_Your objective:_ Give only the number of lines in the data that contain the word "งความค".

_Data entries:_
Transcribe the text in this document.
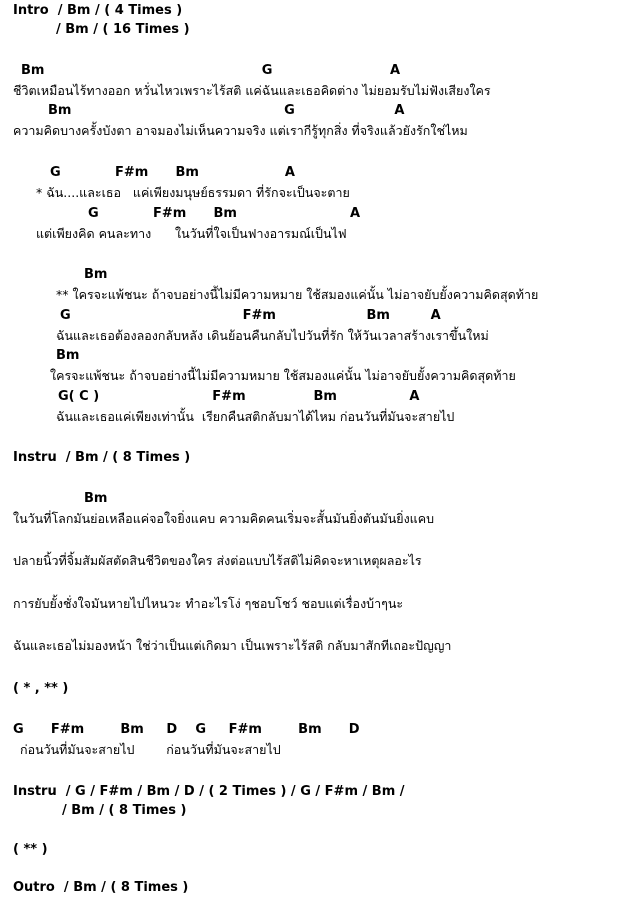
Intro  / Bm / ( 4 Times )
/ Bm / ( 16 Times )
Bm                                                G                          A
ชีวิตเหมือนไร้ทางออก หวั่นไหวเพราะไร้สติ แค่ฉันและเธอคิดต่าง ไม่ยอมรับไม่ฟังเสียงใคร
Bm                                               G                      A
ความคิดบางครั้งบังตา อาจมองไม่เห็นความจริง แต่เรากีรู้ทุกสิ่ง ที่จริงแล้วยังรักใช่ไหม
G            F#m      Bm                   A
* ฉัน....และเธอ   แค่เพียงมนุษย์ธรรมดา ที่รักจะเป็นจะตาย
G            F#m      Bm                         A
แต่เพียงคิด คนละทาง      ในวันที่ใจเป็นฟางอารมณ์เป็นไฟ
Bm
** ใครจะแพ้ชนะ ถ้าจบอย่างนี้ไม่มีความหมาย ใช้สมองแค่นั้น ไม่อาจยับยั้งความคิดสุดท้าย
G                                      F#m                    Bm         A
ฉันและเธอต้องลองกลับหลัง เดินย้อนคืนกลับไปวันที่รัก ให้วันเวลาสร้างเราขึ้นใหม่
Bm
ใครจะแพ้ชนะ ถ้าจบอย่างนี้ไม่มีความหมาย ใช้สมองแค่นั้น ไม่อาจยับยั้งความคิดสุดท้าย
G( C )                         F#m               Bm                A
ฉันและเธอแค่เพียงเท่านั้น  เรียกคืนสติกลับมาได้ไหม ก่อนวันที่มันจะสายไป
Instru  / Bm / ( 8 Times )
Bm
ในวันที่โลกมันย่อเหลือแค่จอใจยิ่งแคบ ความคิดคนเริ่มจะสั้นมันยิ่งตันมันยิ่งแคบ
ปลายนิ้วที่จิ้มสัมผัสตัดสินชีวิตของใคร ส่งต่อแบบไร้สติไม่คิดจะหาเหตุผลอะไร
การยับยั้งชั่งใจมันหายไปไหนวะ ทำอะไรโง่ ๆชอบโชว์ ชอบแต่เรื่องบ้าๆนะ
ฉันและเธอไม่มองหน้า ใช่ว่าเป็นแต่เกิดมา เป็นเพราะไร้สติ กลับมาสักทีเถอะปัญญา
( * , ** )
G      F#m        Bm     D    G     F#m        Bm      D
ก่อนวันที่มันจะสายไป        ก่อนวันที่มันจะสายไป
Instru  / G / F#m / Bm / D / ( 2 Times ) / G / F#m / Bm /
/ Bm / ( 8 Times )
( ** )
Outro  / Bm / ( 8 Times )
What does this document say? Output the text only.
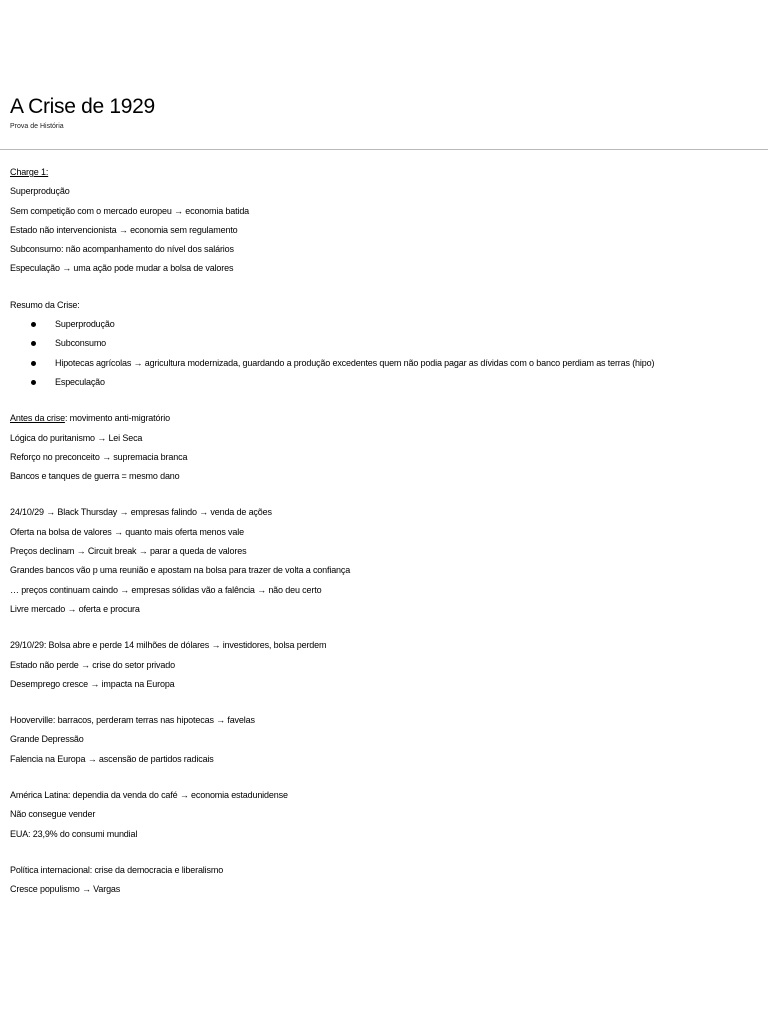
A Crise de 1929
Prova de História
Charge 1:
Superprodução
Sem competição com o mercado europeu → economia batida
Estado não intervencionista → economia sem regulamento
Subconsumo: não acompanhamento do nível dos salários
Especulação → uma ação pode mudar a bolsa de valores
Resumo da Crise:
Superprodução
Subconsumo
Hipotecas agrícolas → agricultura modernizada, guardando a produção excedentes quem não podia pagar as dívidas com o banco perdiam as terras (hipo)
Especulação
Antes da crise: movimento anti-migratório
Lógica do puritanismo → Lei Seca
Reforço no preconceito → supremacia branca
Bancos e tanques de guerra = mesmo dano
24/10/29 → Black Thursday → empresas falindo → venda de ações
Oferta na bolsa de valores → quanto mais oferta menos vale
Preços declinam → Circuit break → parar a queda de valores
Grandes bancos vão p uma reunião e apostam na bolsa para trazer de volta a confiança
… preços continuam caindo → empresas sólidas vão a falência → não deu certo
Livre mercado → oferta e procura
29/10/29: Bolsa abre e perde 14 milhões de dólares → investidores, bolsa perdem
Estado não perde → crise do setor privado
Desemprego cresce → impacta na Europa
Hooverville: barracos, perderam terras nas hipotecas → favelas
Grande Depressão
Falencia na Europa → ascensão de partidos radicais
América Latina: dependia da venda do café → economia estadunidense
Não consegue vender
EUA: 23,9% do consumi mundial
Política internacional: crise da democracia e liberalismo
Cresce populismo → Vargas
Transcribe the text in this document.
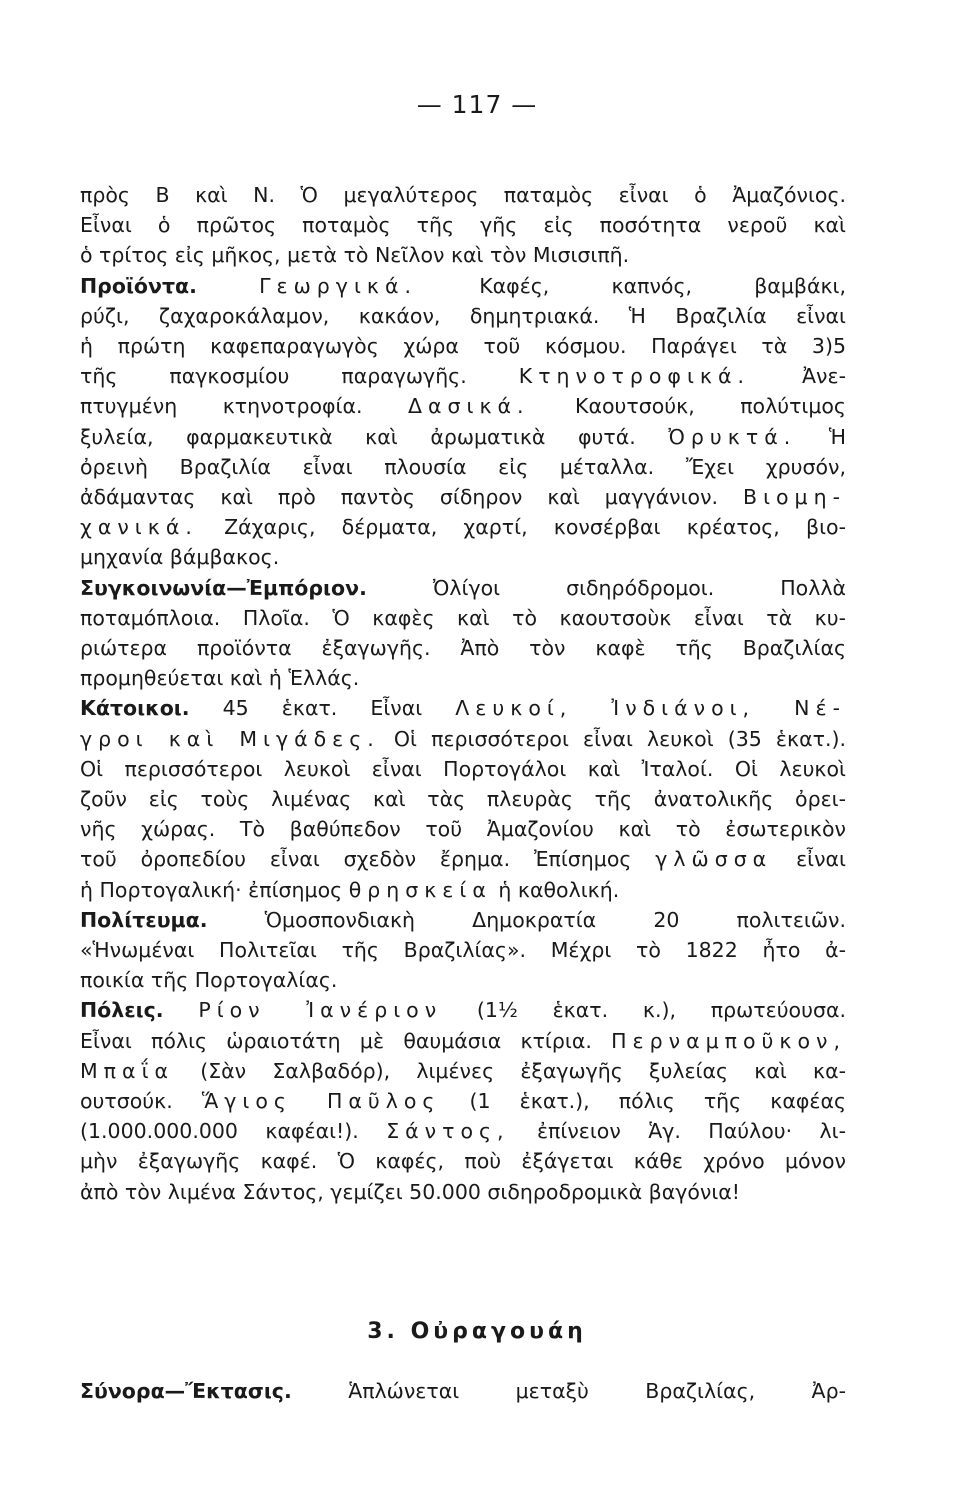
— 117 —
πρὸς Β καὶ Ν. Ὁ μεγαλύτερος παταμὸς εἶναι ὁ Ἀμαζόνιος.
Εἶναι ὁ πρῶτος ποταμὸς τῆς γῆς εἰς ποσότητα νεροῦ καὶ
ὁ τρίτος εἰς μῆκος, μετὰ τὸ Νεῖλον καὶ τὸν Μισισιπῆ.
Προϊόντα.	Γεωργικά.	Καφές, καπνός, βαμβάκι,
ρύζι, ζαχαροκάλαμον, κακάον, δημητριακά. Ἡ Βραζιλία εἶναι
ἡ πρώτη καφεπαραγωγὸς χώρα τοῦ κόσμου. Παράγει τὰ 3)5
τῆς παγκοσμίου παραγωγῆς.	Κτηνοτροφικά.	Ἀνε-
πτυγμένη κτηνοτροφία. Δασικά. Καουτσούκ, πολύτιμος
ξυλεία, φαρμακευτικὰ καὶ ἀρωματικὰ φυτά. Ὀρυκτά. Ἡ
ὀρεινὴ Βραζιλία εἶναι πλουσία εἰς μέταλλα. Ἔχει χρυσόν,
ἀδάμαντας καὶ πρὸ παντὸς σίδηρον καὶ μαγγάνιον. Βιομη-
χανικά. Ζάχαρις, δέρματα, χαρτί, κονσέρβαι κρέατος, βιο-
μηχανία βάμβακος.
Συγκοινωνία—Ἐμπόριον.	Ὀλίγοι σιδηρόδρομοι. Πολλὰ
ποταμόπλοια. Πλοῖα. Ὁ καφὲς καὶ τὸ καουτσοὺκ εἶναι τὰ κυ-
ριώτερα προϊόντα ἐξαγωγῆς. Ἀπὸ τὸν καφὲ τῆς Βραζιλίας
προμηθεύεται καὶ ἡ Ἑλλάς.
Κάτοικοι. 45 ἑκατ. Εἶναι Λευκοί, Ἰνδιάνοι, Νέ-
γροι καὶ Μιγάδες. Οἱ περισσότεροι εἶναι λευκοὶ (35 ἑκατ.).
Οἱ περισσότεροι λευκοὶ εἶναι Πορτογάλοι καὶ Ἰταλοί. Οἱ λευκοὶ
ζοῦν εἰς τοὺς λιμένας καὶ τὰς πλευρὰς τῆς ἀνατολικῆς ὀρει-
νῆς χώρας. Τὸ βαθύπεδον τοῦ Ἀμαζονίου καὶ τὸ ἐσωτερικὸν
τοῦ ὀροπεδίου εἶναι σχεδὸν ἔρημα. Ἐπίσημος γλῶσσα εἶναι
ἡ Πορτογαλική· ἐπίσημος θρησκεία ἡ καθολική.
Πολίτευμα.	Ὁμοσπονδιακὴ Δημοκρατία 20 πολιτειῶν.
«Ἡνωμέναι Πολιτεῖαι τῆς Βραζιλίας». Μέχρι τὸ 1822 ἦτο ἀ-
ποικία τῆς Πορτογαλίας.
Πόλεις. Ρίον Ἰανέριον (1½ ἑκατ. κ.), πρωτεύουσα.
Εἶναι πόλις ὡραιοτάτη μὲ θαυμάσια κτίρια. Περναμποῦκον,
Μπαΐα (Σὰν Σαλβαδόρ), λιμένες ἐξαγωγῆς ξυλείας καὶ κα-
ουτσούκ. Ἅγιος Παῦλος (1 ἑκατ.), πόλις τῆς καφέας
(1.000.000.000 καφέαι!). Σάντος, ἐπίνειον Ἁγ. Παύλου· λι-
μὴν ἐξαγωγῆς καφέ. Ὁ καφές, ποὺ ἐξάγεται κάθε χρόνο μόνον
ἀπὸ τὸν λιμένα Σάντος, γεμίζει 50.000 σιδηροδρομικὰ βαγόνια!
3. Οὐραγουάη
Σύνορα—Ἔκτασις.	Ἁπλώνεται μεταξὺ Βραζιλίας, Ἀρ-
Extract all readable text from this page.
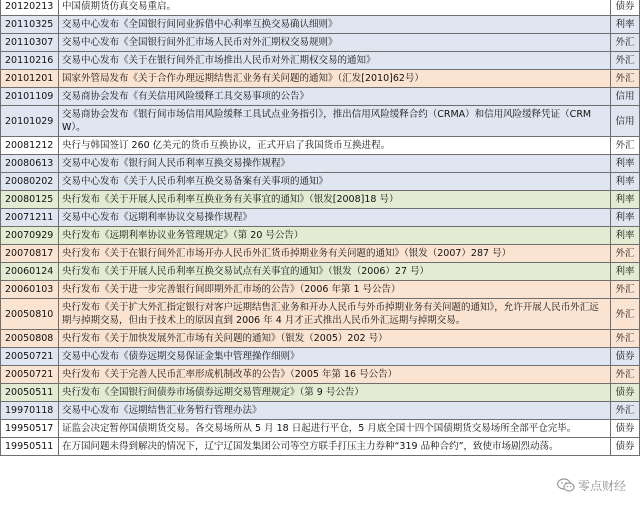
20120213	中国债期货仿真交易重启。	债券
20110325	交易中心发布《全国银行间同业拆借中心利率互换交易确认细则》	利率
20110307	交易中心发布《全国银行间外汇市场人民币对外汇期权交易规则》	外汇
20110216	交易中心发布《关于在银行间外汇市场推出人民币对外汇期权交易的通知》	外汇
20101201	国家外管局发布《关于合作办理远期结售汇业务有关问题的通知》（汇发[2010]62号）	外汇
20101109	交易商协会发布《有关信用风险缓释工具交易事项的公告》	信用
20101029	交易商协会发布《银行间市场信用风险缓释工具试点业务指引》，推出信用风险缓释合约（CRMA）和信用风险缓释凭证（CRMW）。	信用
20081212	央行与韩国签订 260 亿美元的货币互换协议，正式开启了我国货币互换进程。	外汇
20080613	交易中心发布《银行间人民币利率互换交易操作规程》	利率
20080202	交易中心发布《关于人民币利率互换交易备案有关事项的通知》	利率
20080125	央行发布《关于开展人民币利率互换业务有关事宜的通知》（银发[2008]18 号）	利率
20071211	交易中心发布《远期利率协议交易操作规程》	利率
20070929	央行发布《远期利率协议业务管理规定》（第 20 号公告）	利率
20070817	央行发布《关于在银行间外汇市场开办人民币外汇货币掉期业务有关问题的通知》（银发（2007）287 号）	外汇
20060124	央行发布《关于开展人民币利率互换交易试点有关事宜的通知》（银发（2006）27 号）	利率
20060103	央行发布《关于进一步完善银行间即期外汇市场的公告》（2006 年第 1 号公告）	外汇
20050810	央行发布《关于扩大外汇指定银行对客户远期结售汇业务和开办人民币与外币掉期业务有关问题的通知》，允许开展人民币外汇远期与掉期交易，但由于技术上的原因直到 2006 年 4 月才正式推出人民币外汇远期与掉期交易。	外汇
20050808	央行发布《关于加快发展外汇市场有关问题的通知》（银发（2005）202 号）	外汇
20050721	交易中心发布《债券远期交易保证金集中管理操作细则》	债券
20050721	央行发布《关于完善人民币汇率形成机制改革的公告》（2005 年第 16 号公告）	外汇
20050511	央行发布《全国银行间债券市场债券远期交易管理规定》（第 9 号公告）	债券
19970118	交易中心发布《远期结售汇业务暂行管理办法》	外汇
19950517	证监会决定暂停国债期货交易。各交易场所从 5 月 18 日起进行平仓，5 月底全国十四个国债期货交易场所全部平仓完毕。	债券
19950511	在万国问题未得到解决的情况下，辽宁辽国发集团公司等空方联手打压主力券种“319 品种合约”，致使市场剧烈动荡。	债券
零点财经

_Completed task:_ 2